[Data items]
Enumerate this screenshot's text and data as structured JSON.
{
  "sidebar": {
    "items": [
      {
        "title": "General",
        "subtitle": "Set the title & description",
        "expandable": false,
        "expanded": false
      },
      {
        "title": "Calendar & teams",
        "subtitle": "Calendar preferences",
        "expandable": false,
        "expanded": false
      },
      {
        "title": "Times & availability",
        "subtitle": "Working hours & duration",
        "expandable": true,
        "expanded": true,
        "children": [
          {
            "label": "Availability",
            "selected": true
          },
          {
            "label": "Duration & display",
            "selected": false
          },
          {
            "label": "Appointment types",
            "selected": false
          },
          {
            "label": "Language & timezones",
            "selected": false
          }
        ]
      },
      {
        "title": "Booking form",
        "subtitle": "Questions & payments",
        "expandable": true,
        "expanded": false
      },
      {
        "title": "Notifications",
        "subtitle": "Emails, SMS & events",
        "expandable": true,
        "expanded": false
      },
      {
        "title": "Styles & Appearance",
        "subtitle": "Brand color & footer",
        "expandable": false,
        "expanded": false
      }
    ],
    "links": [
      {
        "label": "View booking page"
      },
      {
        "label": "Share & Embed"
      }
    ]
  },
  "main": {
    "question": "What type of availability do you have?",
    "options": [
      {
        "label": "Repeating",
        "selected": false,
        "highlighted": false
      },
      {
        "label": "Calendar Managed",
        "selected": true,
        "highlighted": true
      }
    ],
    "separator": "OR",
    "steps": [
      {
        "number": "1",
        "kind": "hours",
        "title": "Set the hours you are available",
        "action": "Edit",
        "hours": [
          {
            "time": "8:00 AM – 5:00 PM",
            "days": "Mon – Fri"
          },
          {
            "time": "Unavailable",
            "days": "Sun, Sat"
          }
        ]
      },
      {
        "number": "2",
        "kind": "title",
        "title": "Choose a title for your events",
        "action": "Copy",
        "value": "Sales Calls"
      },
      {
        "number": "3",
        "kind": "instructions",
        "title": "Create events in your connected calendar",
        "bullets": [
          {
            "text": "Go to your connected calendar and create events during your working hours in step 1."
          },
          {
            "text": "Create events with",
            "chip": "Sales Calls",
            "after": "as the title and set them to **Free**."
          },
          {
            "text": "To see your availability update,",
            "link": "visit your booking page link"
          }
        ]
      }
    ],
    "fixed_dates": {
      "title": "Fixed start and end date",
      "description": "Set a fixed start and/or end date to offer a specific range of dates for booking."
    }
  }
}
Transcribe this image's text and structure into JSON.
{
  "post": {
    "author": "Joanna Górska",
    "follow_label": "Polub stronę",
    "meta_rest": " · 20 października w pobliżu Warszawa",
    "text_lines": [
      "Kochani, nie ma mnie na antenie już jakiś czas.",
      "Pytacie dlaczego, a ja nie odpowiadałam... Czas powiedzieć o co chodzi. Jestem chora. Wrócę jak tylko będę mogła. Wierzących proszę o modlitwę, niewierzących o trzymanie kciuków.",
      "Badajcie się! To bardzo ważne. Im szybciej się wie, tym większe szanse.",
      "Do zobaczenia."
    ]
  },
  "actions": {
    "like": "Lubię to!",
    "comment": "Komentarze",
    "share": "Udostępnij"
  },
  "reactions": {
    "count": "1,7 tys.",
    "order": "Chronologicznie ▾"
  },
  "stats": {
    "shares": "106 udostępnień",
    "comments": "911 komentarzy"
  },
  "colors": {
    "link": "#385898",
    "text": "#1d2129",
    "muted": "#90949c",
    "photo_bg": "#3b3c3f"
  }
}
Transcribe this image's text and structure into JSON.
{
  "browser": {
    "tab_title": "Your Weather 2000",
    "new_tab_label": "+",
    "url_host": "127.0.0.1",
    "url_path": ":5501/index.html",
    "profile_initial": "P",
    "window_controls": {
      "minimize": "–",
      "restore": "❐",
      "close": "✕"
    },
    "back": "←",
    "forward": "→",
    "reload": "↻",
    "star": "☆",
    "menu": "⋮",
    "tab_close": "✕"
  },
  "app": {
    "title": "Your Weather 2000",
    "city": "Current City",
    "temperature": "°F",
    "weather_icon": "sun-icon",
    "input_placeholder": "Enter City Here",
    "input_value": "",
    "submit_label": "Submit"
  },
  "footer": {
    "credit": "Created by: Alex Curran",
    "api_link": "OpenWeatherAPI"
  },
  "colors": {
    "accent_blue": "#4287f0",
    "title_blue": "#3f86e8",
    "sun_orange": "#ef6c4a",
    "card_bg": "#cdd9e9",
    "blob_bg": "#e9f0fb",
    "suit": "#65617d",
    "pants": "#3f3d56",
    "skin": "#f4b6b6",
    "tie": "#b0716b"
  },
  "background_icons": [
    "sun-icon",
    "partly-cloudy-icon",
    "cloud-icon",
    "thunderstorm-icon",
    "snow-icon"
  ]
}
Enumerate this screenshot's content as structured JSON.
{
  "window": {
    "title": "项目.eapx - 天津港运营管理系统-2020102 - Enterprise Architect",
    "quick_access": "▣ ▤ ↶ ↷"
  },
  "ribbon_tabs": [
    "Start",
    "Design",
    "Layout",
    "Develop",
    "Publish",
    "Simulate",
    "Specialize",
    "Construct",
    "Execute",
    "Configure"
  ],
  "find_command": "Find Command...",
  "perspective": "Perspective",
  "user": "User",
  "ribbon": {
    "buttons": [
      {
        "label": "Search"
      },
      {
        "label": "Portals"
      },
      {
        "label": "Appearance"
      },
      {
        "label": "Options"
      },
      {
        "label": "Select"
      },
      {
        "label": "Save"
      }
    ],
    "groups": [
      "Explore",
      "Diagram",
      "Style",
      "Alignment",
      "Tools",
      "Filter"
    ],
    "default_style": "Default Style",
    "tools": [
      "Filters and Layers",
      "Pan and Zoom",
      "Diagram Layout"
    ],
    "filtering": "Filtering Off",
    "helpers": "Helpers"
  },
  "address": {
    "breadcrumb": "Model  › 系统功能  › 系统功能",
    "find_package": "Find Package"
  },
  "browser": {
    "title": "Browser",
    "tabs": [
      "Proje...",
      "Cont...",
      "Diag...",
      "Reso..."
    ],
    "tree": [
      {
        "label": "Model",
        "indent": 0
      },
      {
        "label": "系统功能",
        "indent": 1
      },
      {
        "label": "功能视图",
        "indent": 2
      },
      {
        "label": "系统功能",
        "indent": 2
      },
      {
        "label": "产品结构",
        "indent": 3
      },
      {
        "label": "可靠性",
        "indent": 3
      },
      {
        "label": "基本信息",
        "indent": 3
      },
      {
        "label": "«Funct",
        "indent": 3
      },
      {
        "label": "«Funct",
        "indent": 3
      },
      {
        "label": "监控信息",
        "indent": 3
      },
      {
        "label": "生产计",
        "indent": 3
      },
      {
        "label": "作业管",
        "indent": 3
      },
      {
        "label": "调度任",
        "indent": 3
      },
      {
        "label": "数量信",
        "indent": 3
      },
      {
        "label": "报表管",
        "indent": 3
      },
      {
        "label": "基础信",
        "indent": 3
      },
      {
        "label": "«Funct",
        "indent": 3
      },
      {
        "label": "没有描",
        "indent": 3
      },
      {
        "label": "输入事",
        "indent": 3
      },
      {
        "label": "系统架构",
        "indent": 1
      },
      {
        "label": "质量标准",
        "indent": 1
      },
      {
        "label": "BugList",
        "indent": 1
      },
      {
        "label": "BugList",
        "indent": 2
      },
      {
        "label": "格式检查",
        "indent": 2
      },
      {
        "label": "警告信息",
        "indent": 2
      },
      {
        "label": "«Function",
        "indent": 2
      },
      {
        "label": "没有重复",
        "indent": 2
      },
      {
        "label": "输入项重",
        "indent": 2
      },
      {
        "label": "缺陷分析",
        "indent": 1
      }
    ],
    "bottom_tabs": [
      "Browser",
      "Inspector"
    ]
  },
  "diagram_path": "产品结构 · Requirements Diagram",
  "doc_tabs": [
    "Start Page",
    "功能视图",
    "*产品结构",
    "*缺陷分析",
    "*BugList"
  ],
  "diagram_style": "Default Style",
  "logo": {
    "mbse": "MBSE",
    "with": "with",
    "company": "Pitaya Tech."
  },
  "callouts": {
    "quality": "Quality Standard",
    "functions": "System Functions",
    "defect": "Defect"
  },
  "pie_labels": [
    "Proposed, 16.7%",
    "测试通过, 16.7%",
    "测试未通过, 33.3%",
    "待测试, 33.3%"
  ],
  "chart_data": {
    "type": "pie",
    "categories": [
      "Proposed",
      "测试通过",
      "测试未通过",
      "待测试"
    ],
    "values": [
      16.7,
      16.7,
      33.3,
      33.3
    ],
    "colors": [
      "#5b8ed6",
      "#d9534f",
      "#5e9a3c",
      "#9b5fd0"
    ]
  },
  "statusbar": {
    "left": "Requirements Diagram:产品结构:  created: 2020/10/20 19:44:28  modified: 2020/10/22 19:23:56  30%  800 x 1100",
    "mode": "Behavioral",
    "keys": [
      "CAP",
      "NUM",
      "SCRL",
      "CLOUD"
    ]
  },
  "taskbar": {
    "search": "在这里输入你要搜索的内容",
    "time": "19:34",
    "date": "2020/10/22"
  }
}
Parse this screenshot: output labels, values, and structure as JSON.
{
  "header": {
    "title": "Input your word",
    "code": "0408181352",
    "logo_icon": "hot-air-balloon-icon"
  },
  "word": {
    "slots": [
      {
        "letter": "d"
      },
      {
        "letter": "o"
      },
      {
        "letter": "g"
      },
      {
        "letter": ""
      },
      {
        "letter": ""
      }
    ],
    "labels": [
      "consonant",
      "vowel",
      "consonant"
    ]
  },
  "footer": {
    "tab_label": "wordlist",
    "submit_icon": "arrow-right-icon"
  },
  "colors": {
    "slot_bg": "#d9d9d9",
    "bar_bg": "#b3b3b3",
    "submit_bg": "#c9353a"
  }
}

▶ TASK DIRECTIONS
Each line in the data that holds the string "highlighted" should be found and copied.

▶ REPLY TO THE EXERCISE
        "highlighted": false
        "highlighted": true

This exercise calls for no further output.